INSTRUCTION :: Leave the pictures out and transcribe every record exactly.

# Start of MATERIAL PROVIDED

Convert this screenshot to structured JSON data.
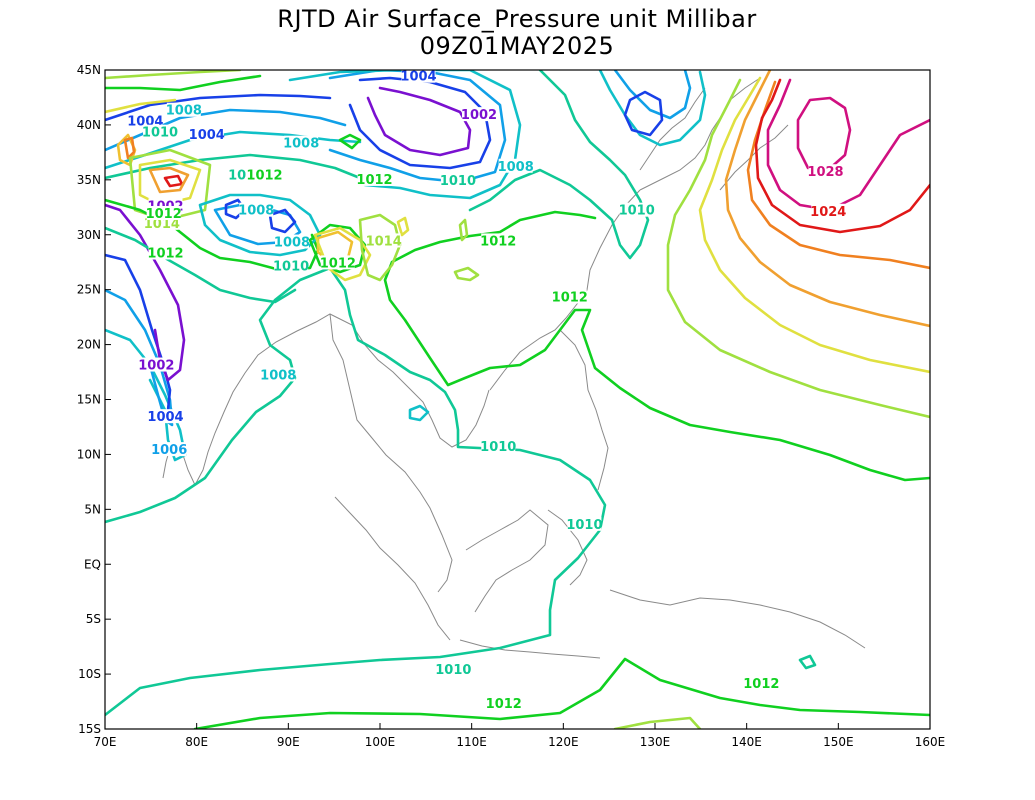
{
  "title": {
    "line1": "RJTD Air Surface_Pressure unit Millibar",
    "line2": "09Z01MAY2025"
  },
  "axes": {
    "x_ticks": [
      "70E",
      "80E",
      "90E",
      "100E",
      "110E",
      "120E",
      "130E",
      "140E",
      "150E",
      "160E"
    ],
    "y_ticks": [
      "45N",
      "40N",
      "35N",
      "30N",
      "25N",
      "20N",
      "15N",
      "10N",
      "5N",
      "EQ",
      "5S",
      "10S",
      "15S"
    ],
    "lon_range": [
      70,
      160
    ],
    "lat_range": [
      -15,
      45
    ]
  },
  "contour_colors": {
    "1002": "#7a10d0",
    "1004": "#1840e8",
    "1006": "#10a0e8",
    "1008": "#10c0c8",
    "1010": "#10c896",
    "1012": "#10d020",
    "1014": "#a0e040",
    "1016": "#e0e040",
    "1018": "#f0c030",
    "1020": "#f0a030",
    "1022": "#f08020",
    "1024": "#e01818",
    "1026": "#e01060",
    "1028": "#d01080"
  },
  "contour_labels": [
    {
      "text": "1004",
      "lon": 81.1,
      "lat": 39.0,
      "level": "1004"
    },
    {
      "text": "1004",
      "lon": 74.4,
      "lat": 40.2,
      "level": "1004"
    },
    {
      "text": "1002",
      "lon": 76.6,
      "lat": 32.5,
      "level": "1002"
    },
    {
      "text": "1014",
      "lon": 76.2,
      "lat": 30.9,
      "level": "1014"
    },
    {
      "text": "1012",
      "lon": 76.4,
      "lat": 31.8,
      "level": "1012"
    },
    {
      "text": "1012",
      "lon": 76.6,
      "lat": 28.2,
      "level": "1012"
    },
    {
      "text": "1010",
      "lon": 76.0,
      "lat": 39.2,
      "level": "1010"
    },
    {
      "text": "1008",
      "lon": 78.6,
      "lat": 41.2,
      "level": "1008"
    },
    {
      "text": "1002",
      "lon": 110.8,
      "lat": 40.8,
      "level": "1002"
    },
    {
      "text": "1004",
      "lon": 104.2,
      "lat": 44.3,
      "level": "1004"
    },
    {
      "text": "1008",
      "lon": 91.4,
      "lat": 38.2,
      "level": "1008"
    },
    {
      "text": "1010",
      "lon": 85.4,
      "lat": 35.3,
      "level": "1010"
    },
    {
      "text": "1012",
      "lon": 87.4,
      "lat": 35.3,
      "level": "1012"
    },
    {
      "text": "1012",
      "lon": 99.4,
      "lat": 34.9,
      "level": "1012"
    },
    {
      "text": "1010",
      "lon": 108.5,
      "lat": 34.8,
      "level": "1010"
    },
    {
      "text": "1008",
      "lon": 114.8,
      "lat": 36.1,
      "level": "1008"
    },
    {
      "text": "1008",
      "lon": 86.5,
      "lat": 32.1,
      "level": "1008"
    },
    {
      "text": "1008",
      "lon": 90.4,
      "lat": 29.2,
      "level": "1008"
    },
    {
      "text": "1010",
      "lon": 90.3,
      "lat": 27.0,
      "level": "1010"
    },
    {
      "text": "1012",
      "lon": 95.4,
      "lat": 27.3,
      "level": "1012"
    },
    {
      "text": "1014",
      "lon": 100.4,
      "lat": 29.3,
      "level": "1014"
    },
    {
      "text": "1012",
      "lon": 112.9,
      "lat": 29.3,
      "level": "1012"
    },
    {
      "text": "1010",
      "lon": 128.0,
      "lat": 32.1,
      "level": "1010"
    },
    {
      "text": "1012",
      "lon": 120.7,
      "lat": 24.2,
      "level": "1012"
    },
    {
      "text": "1028",
      "lon": 148.6,
      "lat": 35.6,
      "level": "1028"
    },
    {
      "text": "1024",
      "lon": 148.9,
      "lat": 32.0,
      "level": "1024"
    },
    {
      "text": "1002",
      "lon": 75.6,
      "lat": 18.0,
      "level": "1002"
    },
    {
      "text": "1004",
      "lon": 76.6,
      "lat": 13.3,
      "level": "1004"
    },
    {
      "text": "1006",
      "lon": 77.0,
      "lat": 10.3,
      "level": "1006"
    },
    {
      "text": "1008",
      "lon": 88.9,
      "lat": 17.1,
      "level": "1008"
    },
    {
      "text": "1010",
      "lon": 112.9,
      "lat": 10.6,
      "level": "1010"
    },
    {
      "text": "1010",
      "lon": 122.3,
      "lat": 3.5,
      "level": "1010"
    },
    {
      "text": "1010",
      "lon": 108.0,
      "lat": -9.7,
      "level": "1010"
    },
    {
      "text": "1012",
      "lon": 113.5,
      "lat": -12.8,
      "level": "1012"
    },
    {
      "text": "1012",
      "lon": 141.6,
      "lat": -11.0,
      "level": "1012"
    }
  ]
}
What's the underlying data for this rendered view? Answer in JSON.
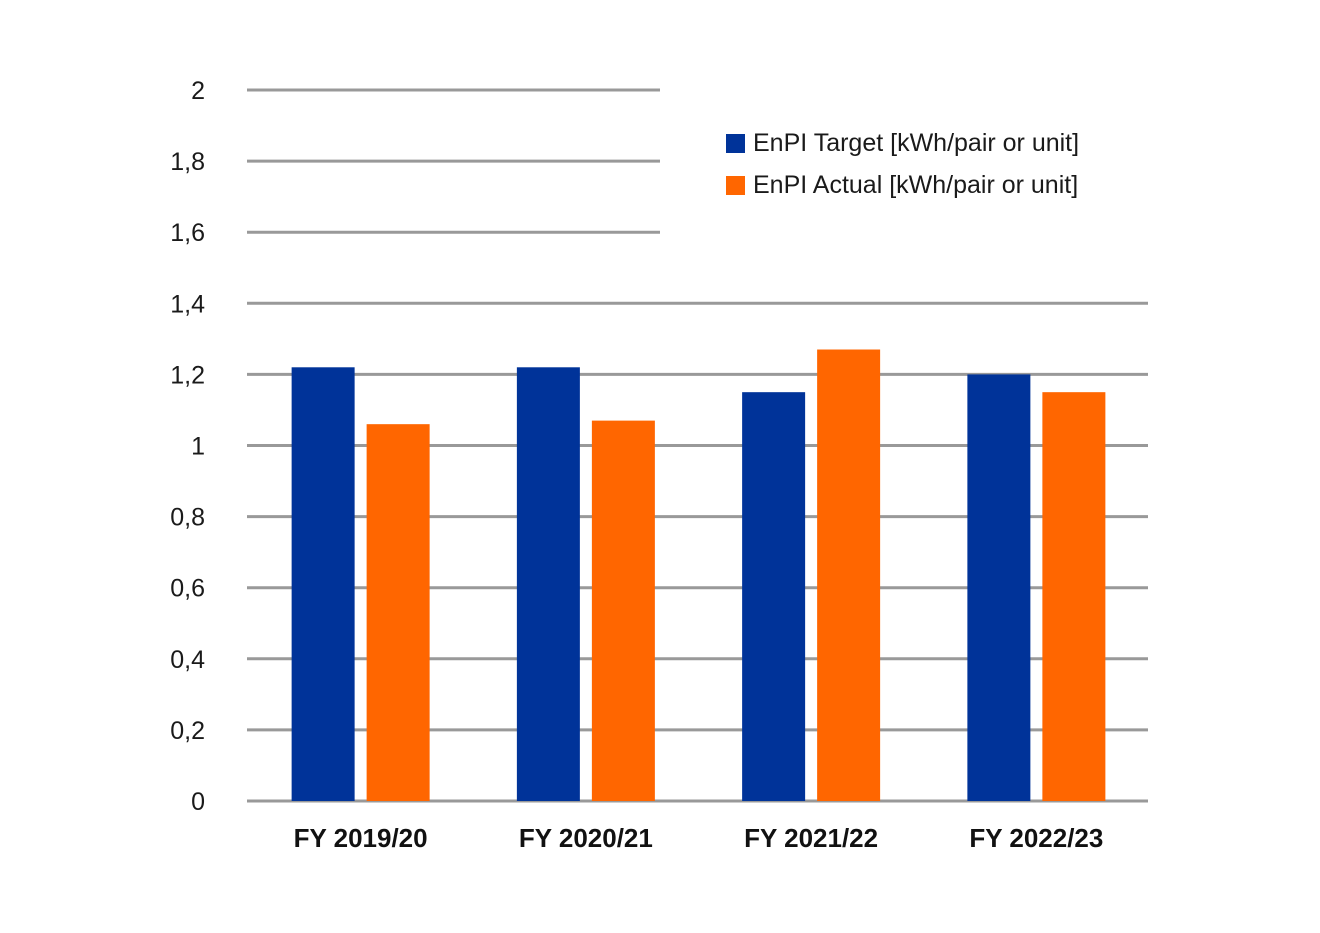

# End of MATERIAL PROVIDED

EXERCISE RESPONSE ::
Convert this screenshot to structured JSON data.
{
  "title": {
    "line1": "RJTD Air Surface_Pressure unit Millibar",
    "line2": "09Z01MAY2025"
  },
  "axes": {
    "x_ticks": [
      "70E",
      "80E",
      "90E",
      "100E",
      "110E",
      "120E",
      "130E",
      "140E",
      "150E",
      "160E"
    ],
    "y_ticks": [
      "45N",
      "40N",
      "35N",
      "30N",
      "25N",
      "20N",
      "15N",
      "10N",
      "5N",
      "EQ",
      "5S",
      "10S",
      "15S"
    ],
    "lon_range": [
      70,
      160
    ],
    "lat_range": [
      -15,
      45
    ]
  },
  "contour_colors": {
    "1002": "#7a10d0",
    "1004": "#1840e8",
    "1006": "#10a0e8",
    "1008": "#10c0c8",
    "1010": "#10c896",
    "1012": "#10d020",
    "1014": "#a0e040",
    "1016": "#e0e040",
    "1018": "#f0c030",
    "1020": "#f0a030",
    "1022": "#f08020",
    "1024": "#e01818",
    "1026": "#e01060",
    "1028": "#d01080"
  },
  "contour_labels": [
    {
      "text": "1004",
      "lon": 81.1,
      "lat": 39.0,
      "level": "1004"
    },
    {
      "text": "1004",
      "lon": 74.4,
      "lat": 40.2,
      "level": "1004"
    },
    {
      "text": "1002",
      "lon": 76.6,
      "lat": 32.5,
      "level": "1002"
    },
    {
      "text": "1014",
      "lon": 76.2,
      "lat": 30.9,
      "level": "1014"
    },
    {
      "text": "1012",
      "lon": 76.4,
      "lat": 31.8,
      "level": "1012"
    },
    {
      "text": "1012",
      "lon": 76.6,
      "lat": 28.2,
      "level": "1012"
    },
    {
      "text": "1010",
      "lon": 76.0,
      "lat": 39.2,
      "level": "1010"
    },
    {
      "text": "1008",
      "lon": 78.6,
      "lat": 41.2,
      "level": "1008"
    },
    {
      "text": "1002",
      "lon": 110.8,
      "lat": 40.8,
      "level": "1002"
    },
    {
      "text": "1004",
      "lon": 104.2,
      "lat": 44.3,
      "level": "1004"
    },
    {
      "text": "1008",
      "lon": 91.4,
      "lat": 38.2,
      "level": "1008"
    },
    {
      "text": "1010",
      "lon": 85.4,
      "lat": 35.3,
      "level": "1010"
    },
    {
      "text": "1012",
      "lon": 87.4,
      "lat": 35.3,
      "level": "1012"
    },
    {
      "text": "1012",
      "lon": 99.4,
      "lat": 34.9,
      "level": "1012"
    },
    {
      "text": "1010",
      "lon": 108.5,
      "lat": 34.8,
      "level": "1010"
    },
    {
      "text": "1008",
      "lon": 114.8,
      "lat": 36.1,
      "level": "1008"
    },
    {
      "text": "1008",
      "lon": 86.5,
      "lat": 32.1,
      "level": "1008"
    },
    {
      "text": "1008",
      "lon": 90.4,
      "lat": 29.2,
      "level": "1008"
    },
    {
      "text": "1010",
      "lon": 90.3,
      "lat": 27.0,
      "level": "1010"
    },
    {
      "text": "1012",
      "lon": 95.4,
      "lat": 27.3,
      "level": "1012"
    },
    {
      "text": "1014",
      "lon": 100.4,
      "lat": 29.3,
      "level": "1014"
    },
    {
      "text": "1012",
      "lon": 112.9,
      "lat": 29.3,
      "level": "1012"
    },
    {
      "text": "1010",
      "lon": 128.0,
      "lat": 32.1,
      "level": "1010"
    },
    {
      "text": "1012",
      "lon": 120.7,
      "lat": 24.2,
      "level": "1012"
    },
    {
      "text": "1028",
      "lon": 148.6,
      "lat": 35.6,
      "level": "1028"
    },
    {
      "text": "1024",
      "lon": 148.9,
      "lat": 32.0,
      "level": "1024"
    },
    {
      "text": "1002",
      "lon": 75.6,
      "lat": 18.0,
      "level": "1002"
    },
    {
      "text": "1004",
      "lon": 76.6,
      "lat": 13.3,
      "level": "1004"
    },
    {
      "text": "1006",
      "lon": 77.0,
      "lat": 10.3,
      "level": "1006"
    },
    {
      "text": "1008",
      "lon": 88.9,
      "lat": 17.1,
      "level": "1008"
    },
    {
      "text": "1010",
      "lon": 112.9,
      "lat": 10.6,
      "level": "1010"
    },
    {
      "text": "1010",
      "lon": 122.3,
      "lat": 3.5,
      "level": "1010"
    },
    {
      "text": "1010",
      "lon": 108.0,
      "lat": -9.7,
      "level": "1010"
    },
    {
      "text": "1012",
      "lon": 113.5,
      "lat": -12.8,
      "level": "1012"
    },
    {
      "text": "1012",
      "lon": 141.6,
      "lat": -11.0,
      "level": "1012"
    }
  ]
}
What's the underlying data for this rendered view? Answer in JSON.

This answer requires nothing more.